Dataset items
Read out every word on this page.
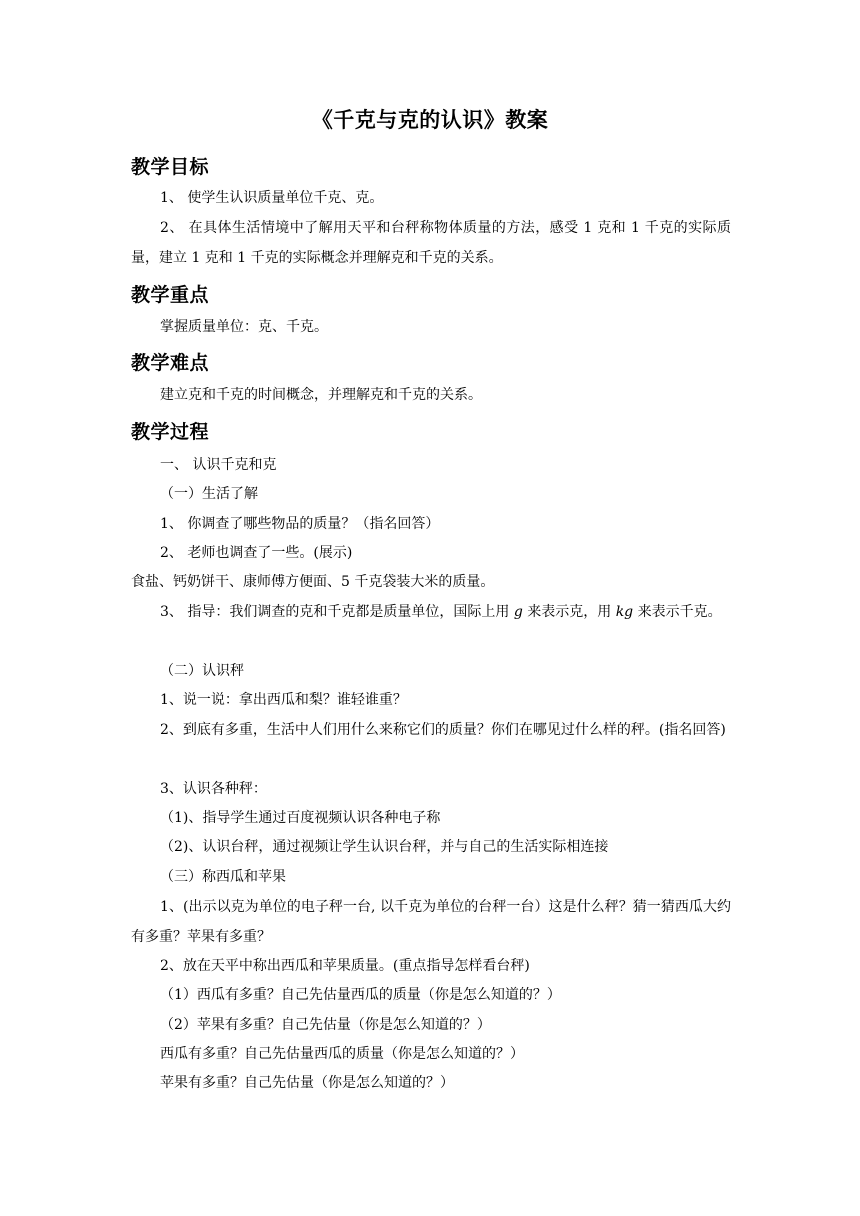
《千克与克的认识》教案
教学目标
1、 使学生认识质量单位千克、克。
2、 在具体生活情境中了解用天平和台秤称物体质量的方法，感受 1 克和 1 千克的实际质量，建立 1 克和 1 千克的实际概念并理解克和千克的关系。
教学重点
掌握质量单位：克、千克。
教学难点
建立克和千克的时间概念，并理解克和千克的关系。
教学过程
一、 认识千克和克
（一）生活了解
1、 你调查了哪些物品的质量？（指名回答）
2、 老师也调查了一些。(展示)
食盐、钙奶饼干、康师傅方便面、5 千克袋装大米的质量。
3、 指导：我们调查的克和千克都是质量单位，国际上用 g 来表示克，用 kg 来表示千克。
（二）认识秤
1、说一说：拿出西瓜和梨？谁轻谁重？
2、到底有多重，生活中人们用什么来称它们的质量？你们在哪见过什么样的秤。(指名回答)
3、认识各种秤：
（1)、指导学生通过百度视频认识各种电子称
（2)、认识台秤，通过视频让学生认识台秤，并与自己的生活实际相连接
（三）称西瓜和苹果
1、(出示以克为单位的电子秤一台, 以千克为单位的台秤一台）这是什么秤？猜一猜西瓜大约有多重？苹果有多重？
2、放在天平中称出西瓜和苹果质量。(重点指导怎样看台秤)
（1）西瓜有多重？自己先估量西瓜的质量（你是怎么知道的？）
（2）苹果有多重？自己先估量（你是怎么知道的？）
西瓜有多重？自己先估量西瓜的质量（你是怎么知道的？）
苹果有多重？自己先估量（你是怎么知道的？）
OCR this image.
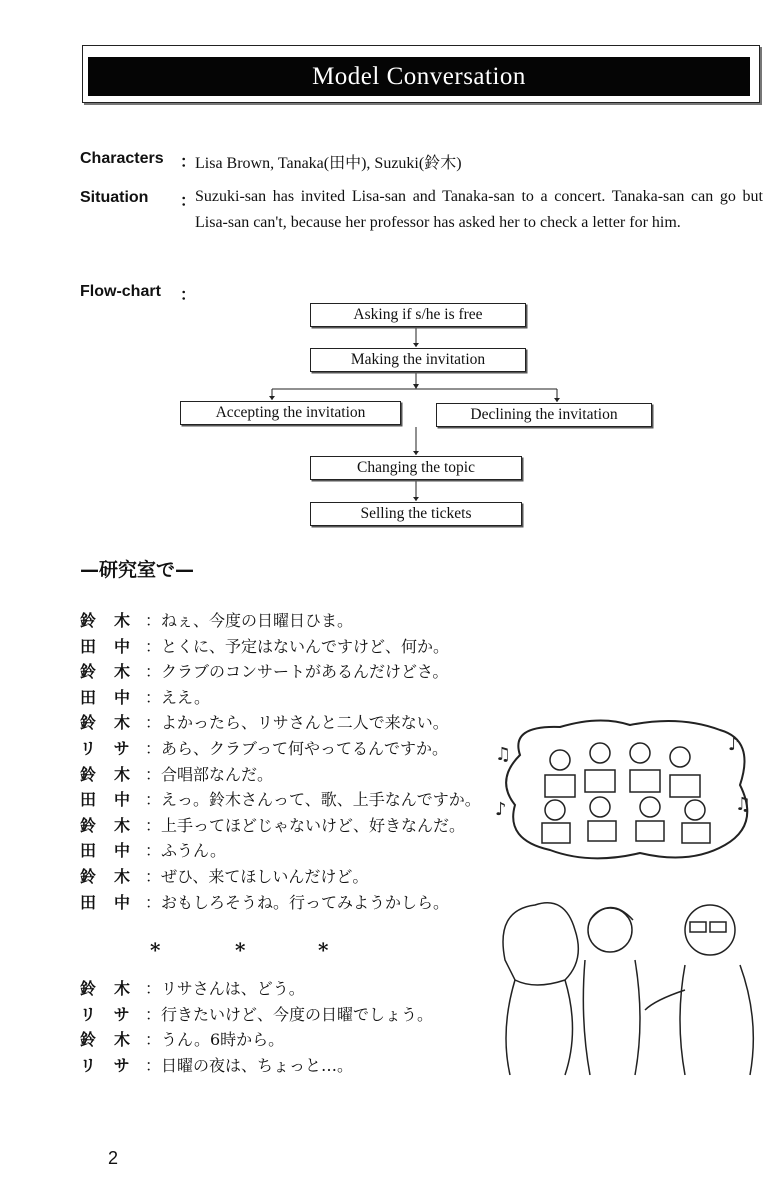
Model Conversation
Characters ：
Lisa Brown, Tanaka(田中), Suzuki(鈴木)
Situation ：
Suzuki-san has invited Lisa-san and Tanaka-san to a concert. Tanaka-san can go but Lisa-san can't, because her professor has asked her to check a letter for him.
Flow-chart ：
Asking if s/he is free
Making the invitation
Accepting the invitation	Declining the invitation
Changing the topic
Selling the tickets
—研究室で—
鈴木：ねぇ、今度の日曜日ひま。
田中：とくに、予定はないんですけど、何か。
鈴木：クラブのコンサートがあるんだけどさ。
田中：ええ。
鈴木：よかったら、リサさんと二人で来ない。
リサ：あら、クラブって何やってるんですか。
鈴木：合唱部なんだ。
田中：えっ。鈴木さんって、歌、上手なんですか。
鈴木：上手ってほどじゃないけど、好きなんだ。
田中：ふうん。
鈴木：ぜひ、来てほしいんだけど。
田中：おもしろそうね。行ってみようかしら。
*	*	*
鈴木：リサさんは、どう。
リサ：行きたいけど、今度の日曜でしょう。
鈴木：うん。6時から。
リサ：日曜の夜は、ちょっと…。
♫	♪
♫
♪
2
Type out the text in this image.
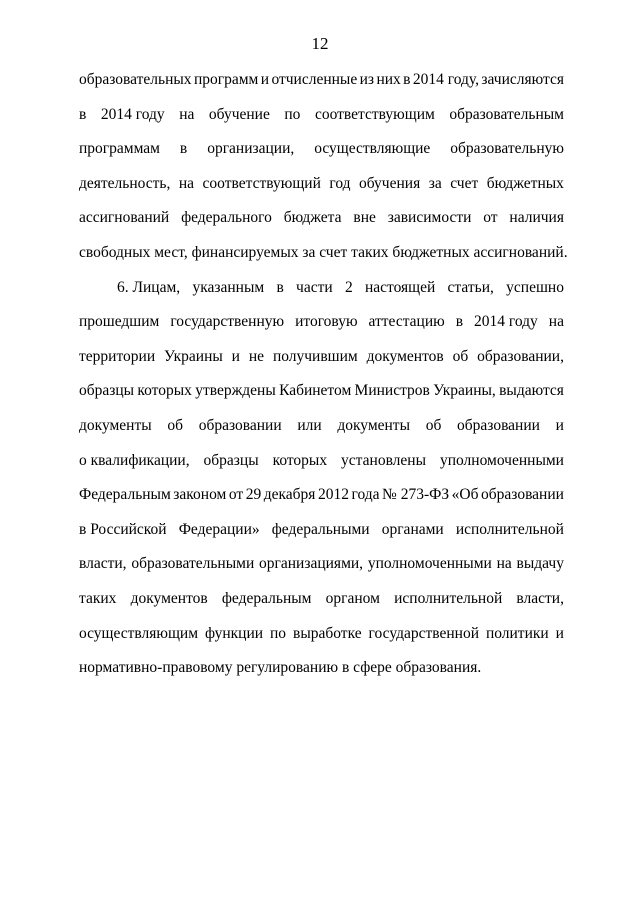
12
образовательных программ и отчисленные из них в 2014 году, зачисляются
в 2014 году на обучение по соответствующим образовательным
программам в организации, осуществляющие образовательную
деятельность, на соответствующий год обучения за счет бюджетных
ассигнований федерального бюджета вне зависимости от наличия
свободных мест, финансируемых за счет таких бюджетных ассигнований.
6. Лицам, указанным в части 2 настоящей статьи, успешно
прошедшим государственную итоговую аттестацию в 2014 году на
территории Украины и не получившим документов об образовании,
образцы которых утверждены Кабинетом Министров Украины, выдаются
документы об образовании или документы об образовании и
о квалификации, образцы которых установлены уполномоченными
Федеральным законом от 29 декабря 2012 года № 273-ФЗ «Об образовании
в Российской Федерации» федеральными органами исполнительной
власти, образовательными организациями, уполномоченными на выдачу
таких документов федеральным органом исполнительной власти,
осуществляющим функции по выработке государственной политики и
нормативно-правовому регулированию в сфере образования.
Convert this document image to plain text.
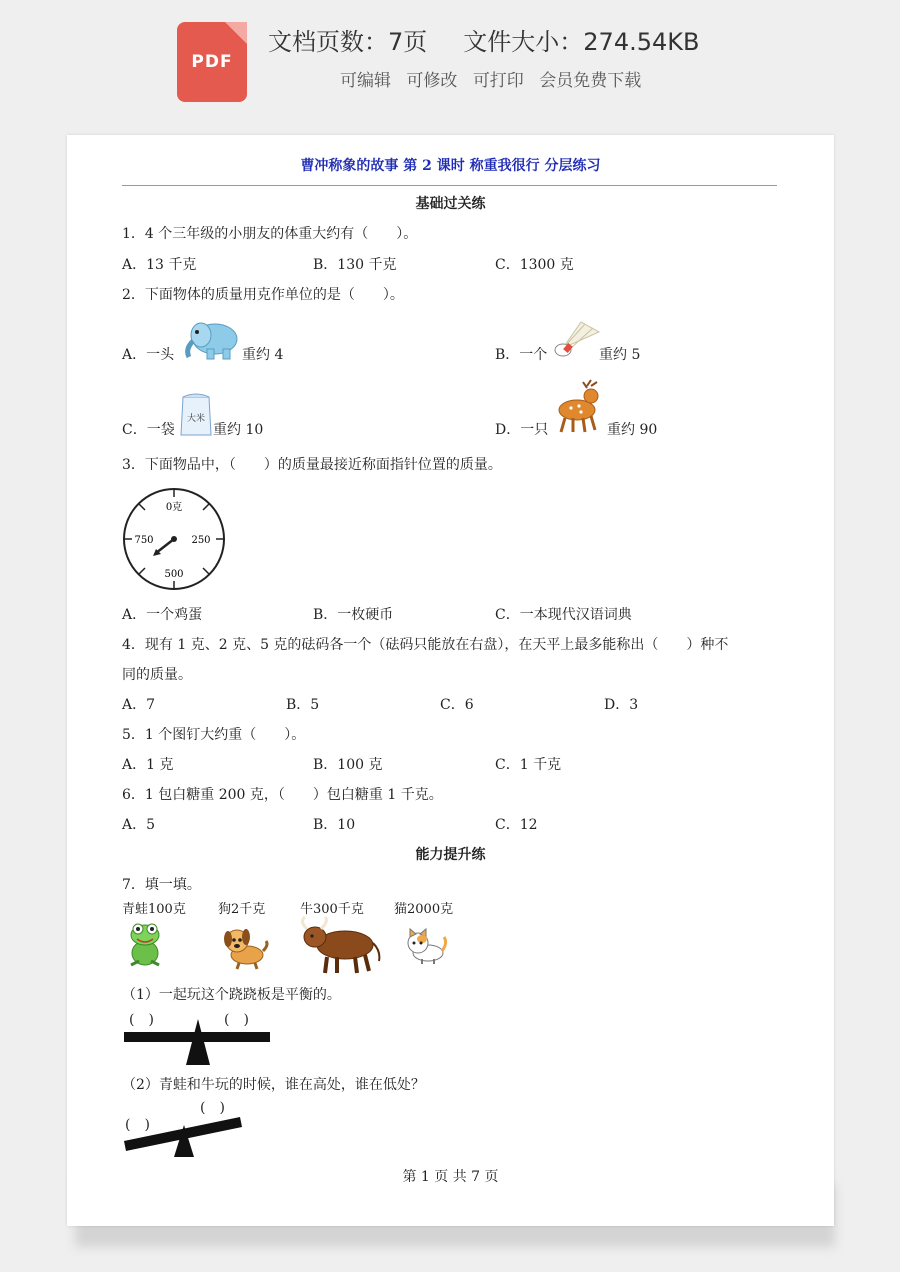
PDF
文档页数：7页 文件大小：274.54KB
可编辑 可修改 可打印 会员免费下载
曹冲称象的故事 第 2 课时 称重我很行 分层练习
基础过关练
1．4 个三年级的小朋友的体重大约有（　　）。
A．13 千克	B．130 千克	C．1300 克
2．下面物体的质量用克作单位的是（　　）。
A．一头	重约 4	B．一个	重约 5
C．一袋
大米
重约 10	D．一只	重约 90
3．下面物品中，（　　）的质量最接近称面指针位置的质量。
0克
250
500
750
A．一个鸡蛋	B．一枚硬币	C．一本现代汉语词典
4．现有 1 克、2 克、5 克的砝码各一个（砝码只能放在右盘），在天平上最多能称出（　　）种不
同的质量。
A．7	B．5	C．6	D．3
5．1 个图钉大约重（　　）。
A．1 克	B．100 克	C．1 千克
6．1 包白糖重 200 克，（　　）包白糖重 1 千克。
A．5	B．10	C．12
能力提升练
7．填一填。
青蛙100克 狗2千克	牛300千克 猫2000克
（1）一起玩这个跷跷板是平衡的。
(　)	(　)
（2）青蛙和牛玩的时候，谁在高处，谁在低处？
(　)
(　)
第 1 页 共 7 页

◆ Exercise requirements
Omit every picture, then reproduce the rest of the listing exactly.

◆ Reply to the task
Read out every word on this page.
《千克与克的认识》教案
教学目标
1、 使学生认识质量单位千克、克。
2、 在具体生活情境中了解用天平和台秤称物体质量的方法，感受 1 克和 1 千克的实际质量，建立 1 克和 1 千克的实际概念并理解克和千克的关系。
教学重点
掌握质量单位：克、千克。
教学难点
建立克和千克的时间概念，并理解克和千克的关系。
教学过程
一、 认识千克和克
（一）生活了解
1、 你调查了哪些物品的质量？（指名回答）
2、 老师也调查了一些。(展示)
食盐、钙奶饼干、康师傅方便面、5 千克袋装大米的质量。
3、 指导：我们调查的克和千克都是质量单位，国际上用 g 来表示克，用 kg 来表示千克。
（二）认识秤
1、说一说：拿出西瓜和梨？谁轻谁重？
2、到底有多重，生活中人们用什么来称它们的质量？你们在哪见过什么样的秤。(指名回答)
3、认识各种秤：
（1)、指导学生通过百度视频认识各种电子称
（2)、认识台秤，通过视频让学生认识台秤，并与自己的生活实际相连接
（三）称西瓜和苹果
1、(出示以克为单位的电子秤一台, 以千克为单位的台秤一台）这是什么秤？猜一猜西瓜大约有多重？苹果有多重？
2、放在天平中称出西瓜和苹果质量。(重点指导怎样看台秤)
（1）西瓜有多重？自己先估量西瓜的质量（你是怎么知道的？）
（2）苹果有多重？自己先估量（你是怎么知道的？）
西瓜有多重？自己先估量西瓜的质量（你是怎么知道的？）
苹果有多重？自己先估量（你是怎么知道的？）
OCR this image.
Model Conversation
Characters ：
Lisa Brown, Tanaka(田中), Suzuki(鈴木)
Situation ：
Suzuki-san has invited Lisa-san and Tanaka-san to a concert. Tanaka-san can go but Lisa-san can't, because her professor has asked her to check a letter for him.
Flow-chart ：
Asking if s/he is free
Making the invitation
Accepting the invitation	Declining the invitation
Changing the topic
Selling the tickets
—研究室で—
鈴木：ねぇ、今度の日曜日ひま。
田中：とくに、予定はないんですけど、何か。
鈴木：クラブのコンサートがあるんだけどさ。
田中：ええ。
鈴木：よかったら、リサさんと二人で来ない。
リサ：あら、クラブって何やってるんですか。
鈴木：合唱部なんだ。
田中：えっ。鈴木さんって、歌、上手なんですか。
鈴木：上手ってほどじゃないけど、好きなんだ。
田中：ふうん。
鈴木：ぜひ、来てほしいんだけど。
田中：おもしろそうね。行ってみようかしら。
*	*	*
鈴木：リサさんは、どう。
リサ：行きたいけど、今度の日曜でしょう。
鈴木：うん。6時から。
リサ：日曜の夜は、ちょっと…。
♫	♪
♫
♪
2
Type out the text in this image.
12
образовательных программ и отчисленные из них в 2014 году, зачисляются
в 2014 году на обучение по соответствующим образовательным
программам в организации, осуществляющие образовательную
деятельность, на соответствующий год обучения за счет бюджетных
ассигнований федерального бюджета вне зависимости от наличия
свободных мест, финансируемых за счет таких бюджетных ассигнований.
6. Лицам, указанным в части 2 настоящей статьи, успешно
прошедшим государственную итоговую аттестацию в 2014 году на
территории Украины и не получившим документов об образовании,
образцы которых утверждены Кабинетом Министров Украины, выдаются
документы об образовании или документы об образовании и
о квалификации, образцы которых установлены уполномоченными
Федеральным законом от 29 декабря 2012 года № 273-ФЗ «Об образовании
в Российской Федерации» федеральными органами исполнительной
власти, образовательными организациями, уполномоченными на выдачу
таких документов федеральным органом исполнительной власти,
осуществляющим функции по выработке государственной политики и
нормативно-правовому регулированию в сфере образования.
Convert this document image to plain text.
PDF
文档页数：7页 文件大小：274.54KB
可编辑 可修改 可打印 会员免费下载
曹冲称象的故事 第 2 课时 称重我很行 分层练习
基础过关练
1．4 个三年级的小朋友的体重大约有（　　）。
A．13 千克	B．130 千克	C．1300 克
2．下面物体的质量用克作单位的是（　　）。
A．一头	重约 4	B．一个	重约 5
C．一袋
大米
重约 10	D．一只	重约 90
3．下面物品中，（　　）的质量最接近称面指针位置的质量。
0克
250
500
750
A．一个鸡蛋	B．一枚硬币	C．一本现代汉语词典
4．现有 1 克、2 克、5 克的砝码各一个（砝码只能放在右盘），在天平上最多能称出（　　）种不
同的质量。
A．7	B．5	C．6	D．3
5．1 个图钉大约重（　　）。
A．1 克	B．100 克	C．1 千克
6．1 包白糖重 200 克，（　　）包白糖重 1 千克。
A．5	B．10	C．12
能力提升练
7．填一填。
青蛙100克 狗2千克	牛300千克 猫2000克
（1）一起玩这个跷跷板是平衡的。
(　)	(　)
（2）青蛙和牛玩的时候，谁在高处，谁在低处？
(　)
(　)
第 1 页 共 7 页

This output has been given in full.